Restate the listing below word for word, omitting any images.

:: DATASET ENTRIES ::

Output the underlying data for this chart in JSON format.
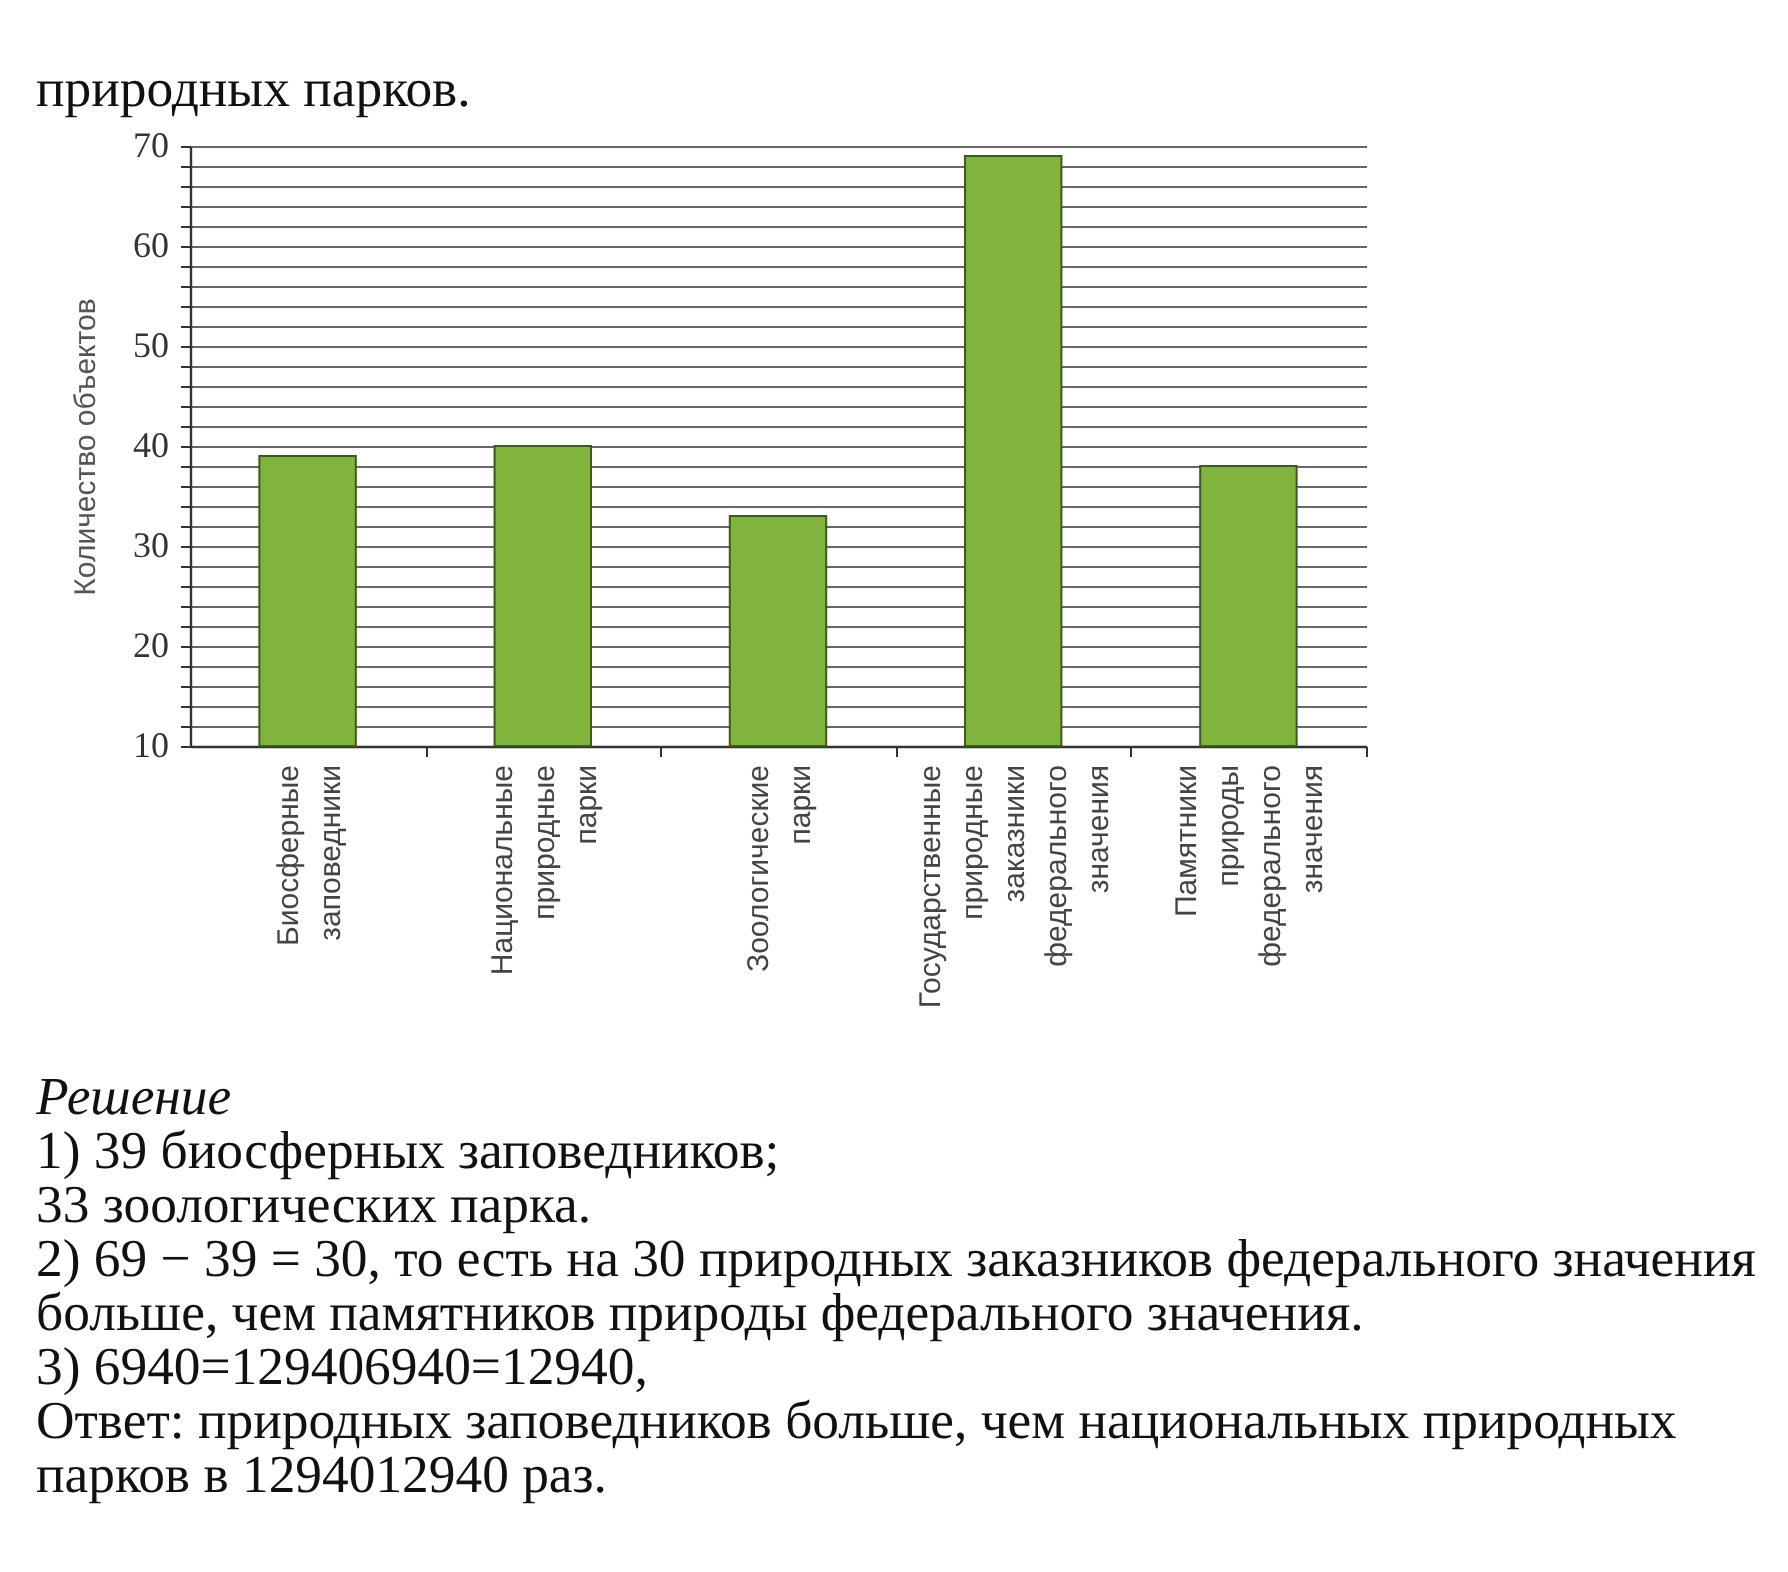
{
  "chart_data": {
    "type": "bar",
    "ylabel": "Количество объектов",
    "categories": [
      "Биосферные заповедники",
      "Национальные природные парки",
      "Зоологические парки",
      "Государственные природные заказники федерального значения",
      "Памятники природы федерального значения"
    ],
    "values": [
      39,
      40,
      33,
      69,
      38
    ],
    "color": "#80b43c",
    "ylim": [
      10,
      70
    ],
    "yticks": [
      10,
      {
        "value": 12,
        "label": null
      },
      {
        "value": 14,
        "label": null
      },
      {
        "value": 16,
        "label": null
      },
      {
        "value": 18,
        "label": null
      },
      20,
      {
        "value": 22,
        "label": null
      },
      {
        "value": 24,
        "label": null
      },
      {
        "value": 26,
        "label": null
      },
      {
        "value": 28,
        "label": null
      },
      30,
      {
        "value": 32,
        "label": null
      },
      {
        "value": 34,
        "label": null
      },
      {
        "value": 36,
        "label": null
      },
      {
        "value": 38,
        "label": null
      },
      40,
      {
        "value": 42,
        "label": null
      },
      {
        "value": 44,
        "label": null
      },
      {
        "value": 46,
        "label": null
      },
      {
        "value": 48,
        "label": null
      },
      50,
      {
        "value": 52,
        "label": null
      },
      {
        "value": 54,
        "label": null
      },
      {
        "value": 56,
        "label": null
      },
      {
        "value": 58,
        "label": null
      },
      60,
      {
        "value": 62,
        "label": null
      },
      {
        "value": 64,
        "label": null
      },
      {
        "value": 66,
        "label": null
      },
      {
        "value": 68,
        "label": null
      },
      70
    ],
    "grid": true,
    "annotations": [
      "природных парков.",
      "Решение",
      "1) 39 биосферных заповедников;",
      "33 зоологических парка.",
      "2) 69 − 39 = 30, то есть на 30 природных заказников федерального значения",
      "больше, чем памятников природы федерального значения.",
      "3) 6940=129406940=12940,",
      "Ответ: природных заповедников больше, чем национальных природных",
      "парков в 1294012940 раз."
    ]
  }
}
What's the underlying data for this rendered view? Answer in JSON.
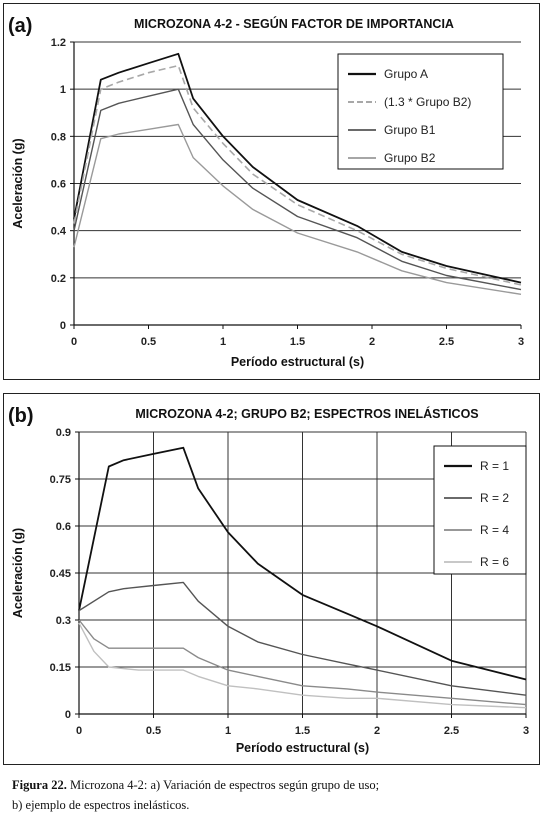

:::

**SOLUTION TO THIS TASK**
Output the underlying data for this chart in JSON format.
{
  "chart_data": {
    "type": "bar",
    "ylabel": "Количество объектов",
    "categories": [
      "Биосферные заповедники",
      "Национальные природные парки",
      "Зоологические парки",
      "Государственные природные заказники федерального значения",
      "Памятники природы федерального значения"
    ],
    "values": [
      39,
      40,
      33,
      69,
      38
    ],
    "color": "#80b43c",
    "ylim": [
      10,
      70
    ],
    "yticks": [
      10,
      {
        "value": 12,
        "label": null
      },
      {
        "value": 14,
        "label": null
      },
      {
        "value": 16,
        "label": null
      },
      {
        "value": 18,
        "label": null
      },
      20,
      {
        "value": 22,
        "label": null
      },
      {
        "value": 24,
        "label": null
      },
      {
        "value": 26,
        "label": null
      },
      {
        "value": 28,
        "label": null
      },
      30,
      {
        "value": 32,
        "label": null
      },
      {
        "value": 34,
        "label": null
      },
      {
        "value": 36,
        "label": null
      },
      {
        "value": 38,
        "label": null
      },
      40,
      {
        "value": 42,
        "label": null
      },
      {
        "value": 44,
        "label": null
      },
      {
        "value": 46,
        "label": null
      },
      {
        "value": 48,
        "label": null
      },
      50,
      {
        "value": 52,
        "label": null
      },
      {
        "value": 54,
        "label": null
      },
      {
        "value": 56,
        "label": null
      },
      {
        "value": 58,
        "label": null
      },
      60,
      {
        "value": 62,
        "label": null
      },
      {
        "value": 64,
        "label": null
      },
      {
        "value": 66,
        "label": null
      },
      {
        "value": 68,
        "label": null
      },
      70
    ],
    "grid": true,
    "annotations": [
      "природных парков.",
      "Решение",
      "1) 39 биосферных заповедников;",
      "33 зоологических парка.",
      "2) 69 − 39 = 30, то есть на 30 природных заказников федерального значения",
      "больше, чем памятников природы федерального значения.",
      "3) 6940=129406940=12940,",
      "Ответ: природных заповедников больше, чем национальных природных",
      "парков в 1294012940 раз."
    ]
  }
}
What's the underlying data for this rendered view? Answer in JSON.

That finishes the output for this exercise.